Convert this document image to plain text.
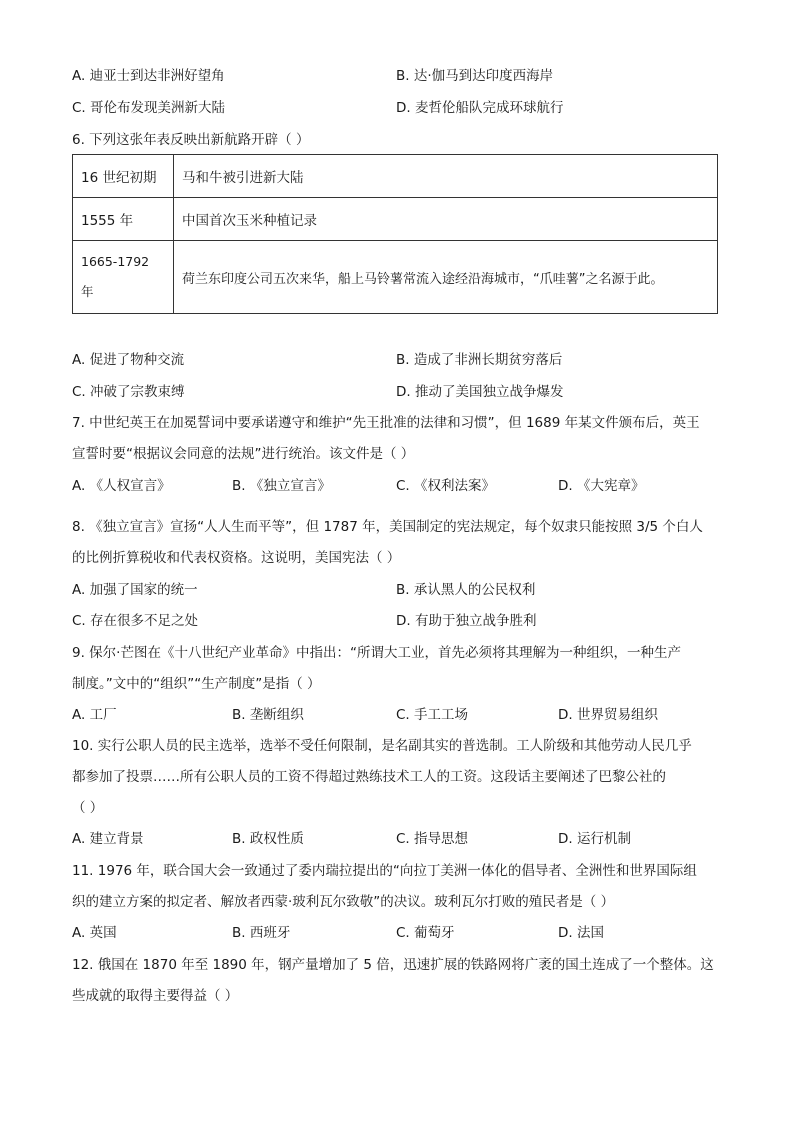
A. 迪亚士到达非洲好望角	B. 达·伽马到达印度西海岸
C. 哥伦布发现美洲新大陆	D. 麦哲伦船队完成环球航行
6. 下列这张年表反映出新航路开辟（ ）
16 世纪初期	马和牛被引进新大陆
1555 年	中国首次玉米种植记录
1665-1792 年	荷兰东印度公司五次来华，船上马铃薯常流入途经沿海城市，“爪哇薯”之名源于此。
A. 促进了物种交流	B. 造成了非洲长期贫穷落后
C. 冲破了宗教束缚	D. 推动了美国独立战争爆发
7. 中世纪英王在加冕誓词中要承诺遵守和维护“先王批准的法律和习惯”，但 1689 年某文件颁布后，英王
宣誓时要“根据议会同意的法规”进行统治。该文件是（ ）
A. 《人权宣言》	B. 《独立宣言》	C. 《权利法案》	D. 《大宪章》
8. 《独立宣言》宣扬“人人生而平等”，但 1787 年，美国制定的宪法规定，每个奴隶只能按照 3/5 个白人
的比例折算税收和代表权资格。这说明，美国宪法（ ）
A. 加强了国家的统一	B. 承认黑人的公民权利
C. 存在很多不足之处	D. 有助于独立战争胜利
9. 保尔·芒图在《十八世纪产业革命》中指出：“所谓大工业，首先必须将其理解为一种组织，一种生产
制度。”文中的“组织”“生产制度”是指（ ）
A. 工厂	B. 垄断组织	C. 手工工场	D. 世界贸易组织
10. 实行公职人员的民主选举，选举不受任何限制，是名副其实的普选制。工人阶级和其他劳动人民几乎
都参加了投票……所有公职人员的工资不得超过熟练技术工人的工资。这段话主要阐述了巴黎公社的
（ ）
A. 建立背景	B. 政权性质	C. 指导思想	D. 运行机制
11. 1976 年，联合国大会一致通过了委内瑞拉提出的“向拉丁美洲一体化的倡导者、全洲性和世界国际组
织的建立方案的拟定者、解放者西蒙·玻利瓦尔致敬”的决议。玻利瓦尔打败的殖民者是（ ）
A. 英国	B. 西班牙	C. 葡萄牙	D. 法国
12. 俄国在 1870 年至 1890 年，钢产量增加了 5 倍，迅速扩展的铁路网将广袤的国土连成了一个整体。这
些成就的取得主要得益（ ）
◆ ◆ ◆
- _Work to do_:
Without including any pictures, reproduce the listing exactly.

- _The solution_:
Convert this document image to plain text.
A. 迪亚士到达非洲好望角	B. 达·伽马到达印度西海岸
C. 哥伦布发现美洲新大陆	D. 麦哲伦船队完成环球航行
6. 下列这张年表反映出新航路开辟（ ）
16 世纪初期	马和牛被引进新大陆
1555 年	中国首次玉米种植记录
1665-1792 年	荷兰东印度公司五次来华，船上马铃薯常流入途经沿海城市，“爪哇薯”之名源于此。
A. 促进了物种交流	B. 造成了非洲长期贫穷落后
C. 冲破了宗教束缚	D. 推动了美国独立战争爆发
7. 中世纪英王在加冕誓词中要承诺遵守和维护“先王批准的法律和习惯”，但 1689 年某文件颁布后，英王
宣誓时要“根据议会同意的法规”进行统治。该文件是（ ）
A. 《人权宣言》	B. 《独立宣言》	C. 《权利法案》	D. 《大宪章》
8. 《独立宣言》宣扬“人人生而平等”，但 1787 年，美国制定的宪法规定，每个奴隶只能按照 3/5 个白人
的比例折算税收和代表权资格。这说明，美国宪法（ ）
A. 加强了国家的统一	B. 承认黑人的公民权利
C. 存在很多不足之处	D. 有助于独立战争胜利
9. 保尔·芒图在《十八世纪产业革命》中指出：“所谓大工业，首先必须将其理解为一种组织，一种生产
制度。”文中的“组织”“生产制度”是指（ ）
A. 工厂	B. 垄断组织	C. 手工工场	D. 世界贸易组织
10. 实行公职人员的民主选举，选举不受任何限制，是名副其实的普选制。工人阶级和其他劳动人民几乎
都参加了投票……所有公职人员的工资不得超过熟练技术工人的工资。这段话主要阐述了巴黎公社的
（ ）
A. 建立背景	B. 政权性质	C. 指导思想	D. 运行机制
11. 1976 年，联合国大会一致通过了委内瑞拉提出的“向拉丁美洲一体化的倡导者、全洲性和世界国际组
织的建立方案的拟定者、解放者西蒙·玻利瓦尔致敬”的决议。玻利瓦尔打败的殖民者是（ ）
A. 英国	B. 西班牙	C. 葡萄牙	D. 法国
12. 俄国在 1870 年至 1890 年，钢产量增加了 5 倍，迅速扩展的铁路网将广袤的国土连成了一个整体。这
些成就的取得主要得益（ ）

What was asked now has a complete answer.